++++ Task inputs ++++

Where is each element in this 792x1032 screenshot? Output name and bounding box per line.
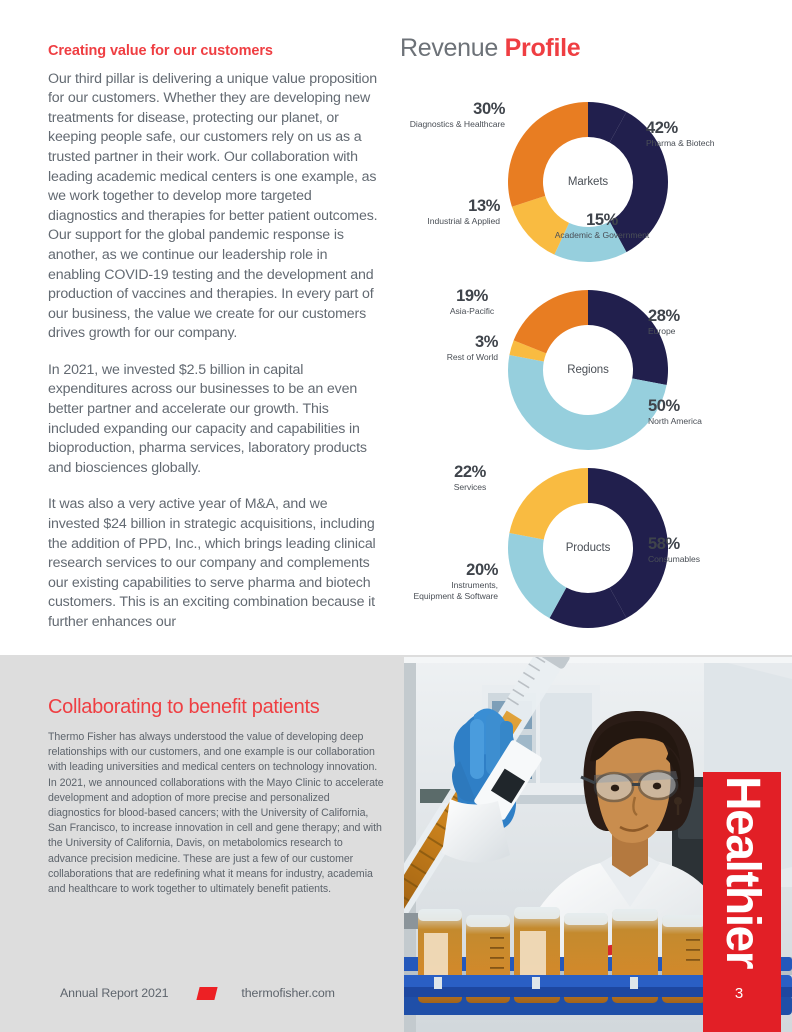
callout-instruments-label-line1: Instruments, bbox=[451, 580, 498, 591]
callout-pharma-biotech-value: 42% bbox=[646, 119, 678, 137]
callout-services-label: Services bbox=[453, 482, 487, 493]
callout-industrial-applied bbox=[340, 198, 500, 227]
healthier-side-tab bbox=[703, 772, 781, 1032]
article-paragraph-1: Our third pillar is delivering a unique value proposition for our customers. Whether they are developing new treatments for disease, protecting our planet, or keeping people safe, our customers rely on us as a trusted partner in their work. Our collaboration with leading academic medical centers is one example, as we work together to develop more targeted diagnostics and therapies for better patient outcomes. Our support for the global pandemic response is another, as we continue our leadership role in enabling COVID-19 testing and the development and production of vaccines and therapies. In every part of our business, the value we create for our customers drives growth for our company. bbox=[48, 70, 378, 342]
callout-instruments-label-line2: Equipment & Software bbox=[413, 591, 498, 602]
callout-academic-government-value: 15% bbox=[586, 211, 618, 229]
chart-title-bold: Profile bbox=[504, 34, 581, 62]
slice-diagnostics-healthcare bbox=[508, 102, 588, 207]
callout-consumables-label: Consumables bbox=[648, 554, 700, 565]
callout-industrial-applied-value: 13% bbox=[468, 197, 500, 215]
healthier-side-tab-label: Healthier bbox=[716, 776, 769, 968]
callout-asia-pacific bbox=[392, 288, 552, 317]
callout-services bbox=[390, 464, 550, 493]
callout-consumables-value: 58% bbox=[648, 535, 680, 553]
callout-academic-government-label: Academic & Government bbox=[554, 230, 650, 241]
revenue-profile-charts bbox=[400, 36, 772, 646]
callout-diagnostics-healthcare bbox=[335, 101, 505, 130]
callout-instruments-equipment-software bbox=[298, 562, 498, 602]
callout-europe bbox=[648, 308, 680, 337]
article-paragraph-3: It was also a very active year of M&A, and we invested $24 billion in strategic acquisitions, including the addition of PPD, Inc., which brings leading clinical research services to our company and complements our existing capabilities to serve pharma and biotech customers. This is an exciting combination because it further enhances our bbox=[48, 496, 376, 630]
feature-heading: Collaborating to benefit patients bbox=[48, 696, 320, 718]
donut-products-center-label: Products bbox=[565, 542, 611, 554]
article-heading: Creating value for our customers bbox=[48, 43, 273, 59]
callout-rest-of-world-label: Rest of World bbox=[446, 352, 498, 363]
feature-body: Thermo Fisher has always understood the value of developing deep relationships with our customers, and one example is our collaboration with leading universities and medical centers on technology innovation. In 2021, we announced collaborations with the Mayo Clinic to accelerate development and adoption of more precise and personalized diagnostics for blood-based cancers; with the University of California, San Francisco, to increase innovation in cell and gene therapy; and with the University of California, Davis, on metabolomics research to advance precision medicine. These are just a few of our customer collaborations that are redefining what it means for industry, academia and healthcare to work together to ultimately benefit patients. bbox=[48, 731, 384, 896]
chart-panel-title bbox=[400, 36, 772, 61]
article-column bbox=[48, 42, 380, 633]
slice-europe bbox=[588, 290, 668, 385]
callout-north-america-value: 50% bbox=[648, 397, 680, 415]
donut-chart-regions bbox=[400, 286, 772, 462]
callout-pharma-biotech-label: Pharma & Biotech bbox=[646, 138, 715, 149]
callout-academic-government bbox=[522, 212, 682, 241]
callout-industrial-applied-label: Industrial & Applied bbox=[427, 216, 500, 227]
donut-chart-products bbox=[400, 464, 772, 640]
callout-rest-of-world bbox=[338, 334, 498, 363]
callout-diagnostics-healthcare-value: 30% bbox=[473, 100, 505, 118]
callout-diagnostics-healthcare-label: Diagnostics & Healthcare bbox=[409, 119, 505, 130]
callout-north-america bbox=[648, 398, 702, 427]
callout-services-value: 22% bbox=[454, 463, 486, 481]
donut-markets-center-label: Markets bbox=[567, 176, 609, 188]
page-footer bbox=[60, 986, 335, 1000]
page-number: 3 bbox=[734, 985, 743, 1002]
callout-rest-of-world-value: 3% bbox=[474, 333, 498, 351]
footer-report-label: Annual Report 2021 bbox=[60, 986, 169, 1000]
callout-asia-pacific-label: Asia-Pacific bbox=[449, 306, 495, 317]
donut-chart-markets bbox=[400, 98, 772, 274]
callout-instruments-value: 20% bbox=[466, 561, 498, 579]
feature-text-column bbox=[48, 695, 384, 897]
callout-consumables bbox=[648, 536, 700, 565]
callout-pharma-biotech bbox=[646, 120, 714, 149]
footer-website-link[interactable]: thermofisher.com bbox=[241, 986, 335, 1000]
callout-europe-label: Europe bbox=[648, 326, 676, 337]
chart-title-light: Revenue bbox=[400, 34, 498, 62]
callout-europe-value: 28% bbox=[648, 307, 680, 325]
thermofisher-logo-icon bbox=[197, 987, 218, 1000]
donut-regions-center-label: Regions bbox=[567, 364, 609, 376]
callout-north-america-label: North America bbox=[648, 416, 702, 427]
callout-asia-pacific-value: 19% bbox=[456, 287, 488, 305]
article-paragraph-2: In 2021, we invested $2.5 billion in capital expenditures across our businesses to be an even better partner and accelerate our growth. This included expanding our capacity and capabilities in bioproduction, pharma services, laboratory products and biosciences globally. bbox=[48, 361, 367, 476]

++++
++++ Task inputs ++++

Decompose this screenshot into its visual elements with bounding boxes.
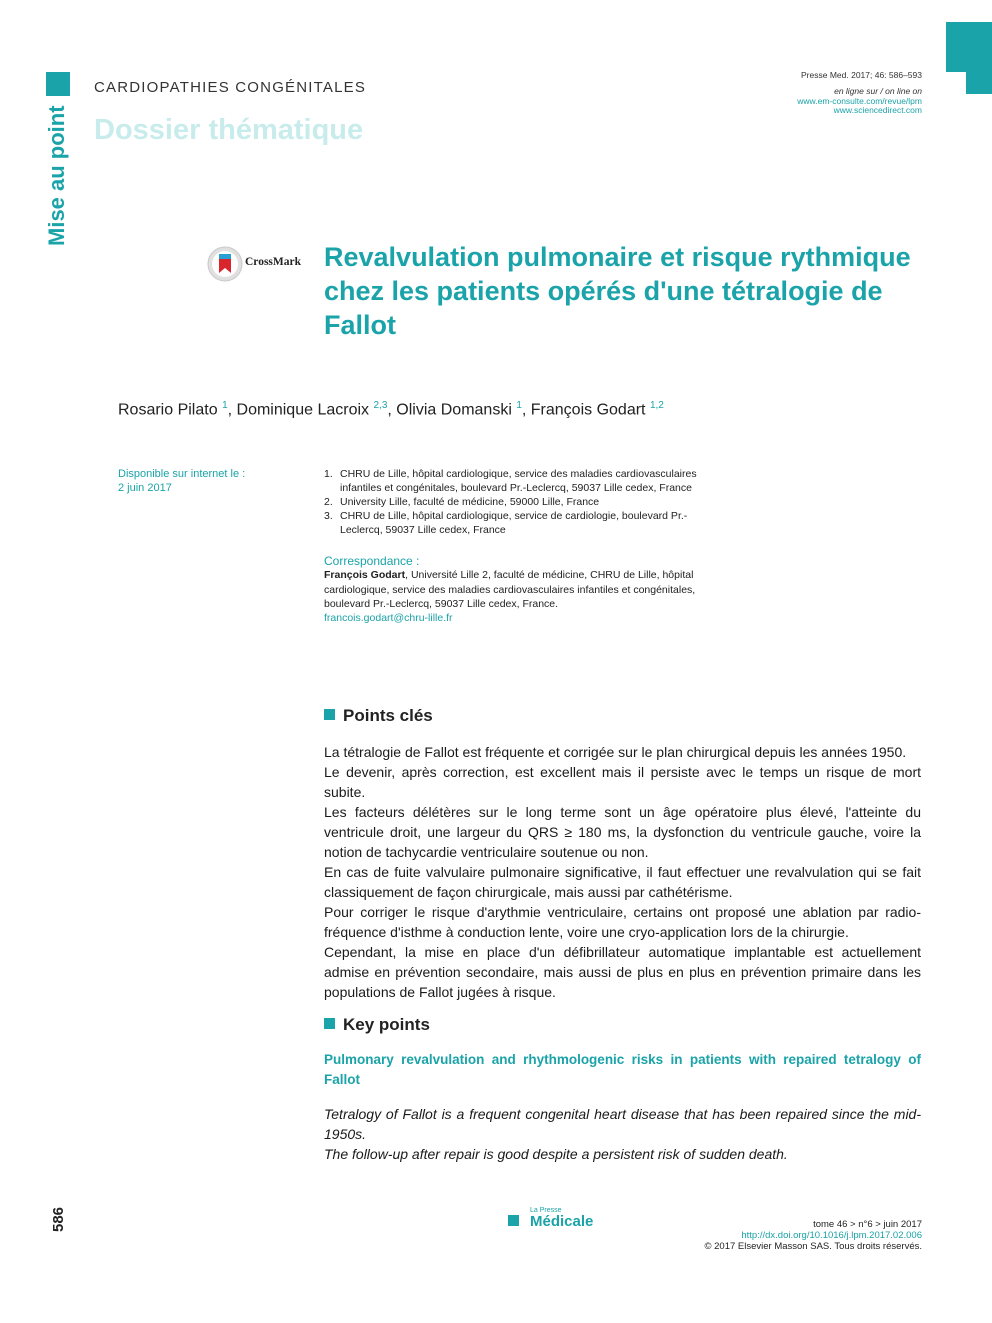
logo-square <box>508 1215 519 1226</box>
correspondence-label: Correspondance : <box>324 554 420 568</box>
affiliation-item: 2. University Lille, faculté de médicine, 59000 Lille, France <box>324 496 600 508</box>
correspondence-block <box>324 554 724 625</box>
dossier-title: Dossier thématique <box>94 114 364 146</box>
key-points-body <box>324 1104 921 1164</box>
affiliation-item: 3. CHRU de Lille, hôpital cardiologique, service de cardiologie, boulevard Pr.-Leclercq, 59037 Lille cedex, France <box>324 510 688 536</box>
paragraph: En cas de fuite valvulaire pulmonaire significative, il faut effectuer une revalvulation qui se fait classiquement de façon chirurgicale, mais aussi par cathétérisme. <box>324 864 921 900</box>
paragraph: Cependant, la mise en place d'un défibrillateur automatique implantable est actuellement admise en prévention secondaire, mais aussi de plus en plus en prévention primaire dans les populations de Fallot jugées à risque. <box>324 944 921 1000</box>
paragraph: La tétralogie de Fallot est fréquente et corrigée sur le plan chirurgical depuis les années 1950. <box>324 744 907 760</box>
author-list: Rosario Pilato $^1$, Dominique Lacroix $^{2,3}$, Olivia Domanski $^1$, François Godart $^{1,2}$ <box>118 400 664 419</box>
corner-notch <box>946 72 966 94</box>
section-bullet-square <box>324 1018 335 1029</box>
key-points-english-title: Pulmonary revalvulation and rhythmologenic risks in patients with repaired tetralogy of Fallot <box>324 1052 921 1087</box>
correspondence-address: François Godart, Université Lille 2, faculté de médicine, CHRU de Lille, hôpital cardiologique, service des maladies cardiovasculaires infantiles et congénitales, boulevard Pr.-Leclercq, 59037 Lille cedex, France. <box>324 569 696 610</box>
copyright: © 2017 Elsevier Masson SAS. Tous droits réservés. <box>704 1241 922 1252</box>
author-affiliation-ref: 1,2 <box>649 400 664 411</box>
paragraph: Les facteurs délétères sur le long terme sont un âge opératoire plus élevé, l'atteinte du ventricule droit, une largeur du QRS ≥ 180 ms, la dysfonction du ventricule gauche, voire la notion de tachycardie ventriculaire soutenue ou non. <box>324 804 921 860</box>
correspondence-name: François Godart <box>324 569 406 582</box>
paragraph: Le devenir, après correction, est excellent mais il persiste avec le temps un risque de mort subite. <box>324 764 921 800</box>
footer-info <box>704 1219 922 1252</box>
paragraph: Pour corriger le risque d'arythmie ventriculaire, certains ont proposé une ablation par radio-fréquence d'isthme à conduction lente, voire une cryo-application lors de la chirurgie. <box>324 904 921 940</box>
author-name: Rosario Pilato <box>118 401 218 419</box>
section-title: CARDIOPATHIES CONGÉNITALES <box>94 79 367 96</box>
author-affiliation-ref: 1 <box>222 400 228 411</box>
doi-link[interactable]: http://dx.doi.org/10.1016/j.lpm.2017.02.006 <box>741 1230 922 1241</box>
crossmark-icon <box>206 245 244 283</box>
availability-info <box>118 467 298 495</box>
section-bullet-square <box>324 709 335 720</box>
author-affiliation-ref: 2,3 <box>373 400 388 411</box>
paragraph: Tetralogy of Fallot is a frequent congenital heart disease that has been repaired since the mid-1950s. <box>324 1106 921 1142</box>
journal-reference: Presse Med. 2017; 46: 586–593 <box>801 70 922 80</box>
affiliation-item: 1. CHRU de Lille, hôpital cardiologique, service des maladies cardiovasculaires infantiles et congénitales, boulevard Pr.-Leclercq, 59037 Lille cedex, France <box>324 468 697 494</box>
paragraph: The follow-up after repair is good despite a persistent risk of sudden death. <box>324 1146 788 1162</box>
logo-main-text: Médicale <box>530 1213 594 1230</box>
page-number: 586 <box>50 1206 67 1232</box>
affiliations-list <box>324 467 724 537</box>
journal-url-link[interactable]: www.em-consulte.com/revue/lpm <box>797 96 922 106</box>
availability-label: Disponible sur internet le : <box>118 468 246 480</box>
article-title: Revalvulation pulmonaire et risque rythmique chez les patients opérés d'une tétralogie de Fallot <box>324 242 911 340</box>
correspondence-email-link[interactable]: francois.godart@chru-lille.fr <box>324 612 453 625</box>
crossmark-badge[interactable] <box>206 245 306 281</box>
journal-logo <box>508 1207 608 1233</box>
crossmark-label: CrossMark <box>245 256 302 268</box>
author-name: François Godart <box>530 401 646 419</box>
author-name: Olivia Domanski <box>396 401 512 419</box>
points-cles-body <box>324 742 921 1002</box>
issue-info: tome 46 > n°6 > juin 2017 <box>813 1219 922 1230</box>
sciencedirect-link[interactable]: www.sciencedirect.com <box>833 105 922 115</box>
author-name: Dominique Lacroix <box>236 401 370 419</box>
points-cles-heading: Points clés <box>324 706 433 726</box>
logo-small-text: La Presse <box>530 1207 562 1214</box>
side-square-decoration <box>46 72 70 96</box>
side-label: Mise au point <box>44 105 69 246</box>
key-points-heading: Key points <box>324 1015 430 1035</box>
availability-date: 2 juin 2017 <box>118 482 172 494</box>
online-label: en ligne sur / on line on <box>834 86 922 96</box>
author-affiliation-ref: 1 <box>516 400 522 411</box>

++++

*Action item*.
Take the entries above and copy out all lines with the string "cles".

*Response to this exercise*.
points-cles-body <box>324 742 921 1002</box>
points-cles-heading: Points clés <box>324 706 433 726</box>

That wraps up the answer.